__Exercise requirements__. Lay out the records as a JSON list of strings, one string per line and no blank lines, starting at the beginning of the records and ending at the line that contains "tag: gift: 送 (595, 626, 627, 662)".

__Extracted material__.
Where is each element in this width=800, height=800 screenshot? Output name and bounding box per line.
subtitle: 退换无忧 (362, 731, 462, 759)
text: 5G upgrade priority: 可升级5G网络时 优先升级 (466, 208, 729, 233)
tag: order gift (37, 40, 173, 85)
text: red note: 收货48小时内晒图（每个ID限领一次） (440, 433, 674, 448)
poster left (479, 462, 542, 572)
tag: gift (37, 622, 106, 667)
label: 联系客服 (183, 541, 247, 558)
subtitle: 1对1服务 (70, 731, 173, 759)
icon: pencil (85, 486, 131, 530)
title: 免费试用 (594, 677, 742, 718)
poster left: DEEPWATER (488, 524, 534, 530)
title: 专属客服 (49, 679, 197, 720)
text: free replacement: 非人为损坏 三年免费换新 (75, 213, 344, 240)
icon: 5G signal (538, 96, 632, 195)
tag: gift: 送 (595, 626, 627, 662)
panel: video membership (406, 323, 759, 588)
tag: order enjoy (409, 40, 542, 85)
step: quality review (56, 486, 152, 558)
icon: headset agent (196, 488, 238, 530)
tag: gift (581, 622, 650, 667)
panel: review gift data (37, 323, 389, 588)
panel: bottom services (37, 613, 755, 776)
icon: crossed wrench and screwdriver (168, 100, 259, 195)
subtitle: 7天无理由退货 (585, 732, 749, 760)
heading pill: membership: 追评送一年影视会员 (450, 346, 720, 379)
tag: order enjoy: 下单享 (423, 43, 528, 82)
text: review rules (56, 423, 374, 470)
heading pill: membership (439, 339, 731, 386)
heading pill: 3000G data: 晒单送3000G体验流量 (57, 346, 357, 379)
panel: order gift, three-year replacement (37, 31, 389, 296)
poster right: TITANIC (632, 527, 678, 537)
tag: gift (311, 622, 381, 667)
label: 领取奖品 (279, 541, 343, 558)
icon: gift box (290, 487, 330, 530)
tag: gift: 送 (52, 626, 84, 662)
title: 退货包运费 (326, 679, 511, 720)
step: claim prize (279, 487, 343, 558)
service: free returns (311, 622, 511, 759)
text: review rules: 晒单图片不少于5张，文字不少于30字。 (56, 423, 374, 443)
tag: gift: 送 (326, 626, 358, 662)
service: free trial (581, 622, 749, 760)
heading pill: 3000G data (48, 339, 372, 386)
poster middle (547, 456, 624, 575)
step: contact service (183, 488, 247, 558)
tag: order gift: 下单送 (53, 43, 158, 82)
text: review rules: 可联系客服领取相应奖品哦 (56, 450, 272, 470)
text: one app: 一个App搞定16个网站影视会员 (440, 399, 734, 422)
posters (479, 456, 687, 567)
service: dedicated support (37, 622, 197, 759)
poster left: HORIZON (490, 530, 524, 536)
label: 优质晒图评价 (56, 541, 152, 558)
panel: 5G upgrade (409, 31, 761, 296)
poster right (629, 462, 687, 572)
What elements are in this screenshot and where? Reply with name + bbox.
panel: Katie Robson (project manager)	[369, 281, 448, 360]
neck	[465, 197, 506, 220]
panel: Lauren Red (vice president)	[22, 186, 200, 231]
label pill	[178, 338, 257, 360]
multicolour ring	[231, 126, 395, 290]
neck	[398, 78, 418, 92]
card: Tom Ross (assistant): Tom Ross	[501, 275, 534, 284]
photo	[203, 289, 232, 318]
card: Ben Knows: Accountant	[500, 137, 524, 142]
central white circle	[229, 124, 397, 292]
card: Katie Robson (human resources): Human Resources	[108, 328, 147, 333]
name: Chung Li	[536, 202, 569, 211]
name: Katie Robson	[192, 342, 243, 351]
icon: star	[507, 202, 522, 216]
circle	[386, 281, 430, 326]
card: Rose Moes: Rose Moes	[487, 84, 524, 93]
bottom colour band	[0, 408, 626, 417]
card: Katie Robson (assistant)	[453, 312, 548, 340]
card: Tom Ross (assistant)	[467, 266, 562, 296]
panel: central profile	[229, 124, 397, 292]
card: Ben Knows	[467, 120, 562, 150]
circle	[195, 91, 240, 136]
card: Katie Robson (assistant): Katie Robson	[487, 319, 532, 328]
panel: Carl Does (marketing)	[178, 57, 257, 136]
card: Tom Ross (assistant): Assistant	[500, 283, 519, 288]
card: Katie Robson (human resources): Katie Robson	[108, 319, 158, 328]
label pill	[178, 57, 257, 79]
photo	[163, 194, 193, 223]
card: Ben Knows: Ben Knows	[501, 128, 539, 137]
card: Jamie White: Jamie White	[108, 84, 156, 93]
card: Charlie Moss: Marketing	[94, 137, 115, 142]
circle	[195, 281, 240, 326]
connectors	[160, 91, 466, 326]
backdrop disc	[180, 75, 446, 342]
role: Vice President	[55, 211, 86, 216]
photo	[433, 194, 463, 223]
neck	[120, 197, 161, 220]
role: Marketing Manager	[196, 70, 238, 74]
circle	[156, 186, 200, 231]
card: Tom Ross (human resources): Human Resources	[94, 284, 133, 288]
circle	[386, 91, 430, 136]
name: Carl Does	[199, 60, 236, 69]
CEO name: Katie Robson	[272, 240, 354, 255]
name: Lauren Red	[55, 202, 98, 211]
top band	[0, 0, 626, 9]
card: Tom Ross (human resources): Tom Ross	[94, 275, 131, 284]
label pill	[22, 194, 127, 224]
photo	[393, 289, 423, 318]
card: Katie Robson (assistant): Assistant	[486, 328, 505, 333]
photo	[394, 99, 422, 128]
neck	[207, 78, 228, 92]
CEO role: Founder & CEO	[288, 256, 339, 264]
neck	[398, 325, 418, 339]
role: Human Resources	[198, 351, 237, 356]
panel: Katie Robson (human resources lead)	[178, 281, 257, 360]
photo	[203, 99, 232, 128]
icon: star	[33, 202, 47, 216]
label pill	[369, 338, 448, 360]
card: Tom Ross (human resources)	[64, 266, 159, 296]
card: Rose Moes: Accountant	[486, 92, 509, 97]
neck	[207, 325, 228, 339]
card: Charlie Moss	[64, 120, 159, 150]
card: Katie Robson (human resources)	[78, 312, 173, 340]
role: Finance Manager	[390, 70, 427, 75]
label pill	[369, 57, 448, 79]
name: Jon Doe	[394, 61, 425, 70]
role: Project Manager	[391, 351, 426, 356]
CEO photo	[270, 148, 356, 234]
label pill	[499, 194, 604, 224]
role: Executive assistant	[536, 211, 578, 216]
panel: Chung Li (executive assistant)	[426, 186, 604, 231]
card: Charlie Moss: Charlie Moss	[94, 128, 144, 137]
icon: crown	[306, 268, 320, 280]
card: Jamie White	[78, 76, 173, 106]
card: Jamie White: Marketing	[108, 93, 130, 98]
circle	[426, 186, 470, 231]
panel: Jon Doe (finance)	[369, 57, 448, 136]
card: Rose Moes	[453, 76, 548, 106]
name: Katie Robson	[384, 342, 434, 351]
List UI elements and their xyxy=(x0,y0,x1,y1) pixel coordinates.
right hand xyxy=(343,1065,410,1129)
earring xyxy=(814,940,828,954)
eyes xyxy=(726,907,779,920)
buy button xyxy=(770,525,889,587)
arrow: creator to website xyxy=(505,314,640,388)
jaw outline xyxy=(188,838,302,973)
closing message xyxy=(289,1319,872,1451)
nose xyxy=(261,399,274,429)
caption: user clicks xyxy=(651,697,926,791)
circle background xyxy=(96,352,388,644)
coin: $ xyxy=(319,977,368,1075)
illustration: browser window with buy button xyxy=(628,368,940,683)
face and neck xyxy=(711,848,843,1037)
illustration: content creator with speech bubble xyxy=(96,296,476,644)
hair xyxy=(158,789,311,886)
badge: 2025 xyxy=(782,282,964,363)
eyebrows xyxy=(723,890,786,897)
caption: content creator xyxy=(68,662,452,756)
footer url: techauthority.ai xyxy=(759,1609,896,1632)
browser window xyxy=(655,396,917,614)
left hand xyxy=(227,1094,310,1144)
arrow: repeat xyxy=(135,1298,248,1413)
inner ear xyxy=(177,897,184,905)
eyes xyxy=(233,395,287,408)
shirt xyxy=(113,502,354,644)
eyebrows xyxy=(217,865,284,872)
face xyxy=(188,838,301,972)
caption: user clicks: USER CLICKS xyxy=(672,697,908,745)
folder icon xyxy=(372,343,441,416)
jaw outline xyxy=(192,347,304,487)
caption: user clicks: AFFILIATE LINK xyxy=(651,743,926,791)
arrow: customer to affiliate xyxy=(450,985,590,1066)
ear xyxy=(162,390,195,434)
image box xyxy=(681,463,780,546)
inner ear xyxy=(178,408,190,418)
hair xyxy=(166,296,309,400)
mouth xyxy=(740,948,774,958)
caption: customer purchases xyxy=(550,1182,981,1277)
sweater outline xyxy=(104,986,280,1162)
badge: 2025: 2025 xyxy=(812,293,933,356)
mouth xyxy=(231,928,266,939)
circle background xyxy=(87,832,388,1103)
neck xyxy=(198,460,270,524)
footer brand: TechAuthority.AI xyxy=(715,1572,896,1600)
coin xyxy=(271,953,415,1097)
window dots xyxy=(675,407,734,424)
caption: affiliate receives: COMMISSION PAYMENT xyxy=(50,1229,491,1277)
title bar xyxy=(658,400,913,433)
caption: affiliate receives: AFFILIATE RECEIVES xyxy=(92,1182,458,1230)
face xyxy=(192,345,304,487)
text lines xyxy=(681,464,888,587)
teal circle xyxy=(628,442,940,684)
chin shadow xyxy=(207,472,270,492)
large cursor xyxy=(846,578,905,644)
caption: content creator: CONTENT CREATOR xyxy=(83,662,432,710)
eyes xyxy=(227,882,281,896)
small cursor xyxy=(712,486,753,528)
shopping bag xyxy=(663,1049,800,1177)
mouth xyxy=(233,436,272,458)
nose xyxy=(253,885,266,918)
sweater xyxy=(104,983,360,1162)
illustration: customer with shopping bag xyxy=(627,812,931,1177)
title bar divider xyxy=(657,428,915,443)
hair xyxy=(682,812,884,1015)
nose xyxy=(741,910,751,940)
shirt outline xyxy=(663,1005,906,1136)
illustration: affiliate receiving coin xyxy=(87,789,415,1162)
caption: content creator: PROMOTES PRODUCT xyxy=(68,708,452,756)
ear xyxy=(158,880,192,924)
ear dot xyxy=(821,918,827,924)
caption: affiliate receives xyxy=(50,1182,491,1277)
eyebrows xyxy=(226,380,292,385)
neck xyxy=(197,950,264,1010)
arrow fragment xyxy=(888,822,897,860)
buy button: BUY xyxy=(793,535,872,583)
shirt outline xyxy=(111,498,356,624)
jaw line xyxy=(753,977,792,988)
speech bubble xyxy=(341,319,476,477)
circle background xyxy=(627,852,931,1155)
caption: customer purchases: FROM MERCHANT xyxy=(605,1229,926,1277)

__Exercise result__.
[
  "Where is each element in this width=800, height=800 screenshot? Output name and bounding box per line.",
  "subtitle: 退换无忧 (362, 731, 462, 759)",
  "text: 5G upgrade priority: 可升级5G网络时 优先升级 (466, 208, 729, 233)",
  "tag: order gift (37, 40, 173, 85)",
  "text: red note: 收货48小时内晒图（每个ID限领一次） (440, 433, 674, 448)",
  "poster left (479, 462, 542, 572)",
  "tag: gift (37, 622, 106, 667)",
  "label: 联系客服 (183, 541, 247, 558)",
  "subtitle: 1对1服务 (70, 731, 173, 759)",
  "icon: pencil (85, 486, 131, 530)",
  "title: 免费试用 (594, 677, 742, 718)",
  "poster left: DEEPWATER (488, 524, 534, 530)",
  "title: 专属客服 (49, 679, 197, 720)",
  "text: free replacement: 非人为损坏 三年免费换新 (75, 213, 344, 240)",
  "icon: 5G signal (538, 96, 632, 195)",
  "tag: gift: 送 (595, 626, 627, 662)"
]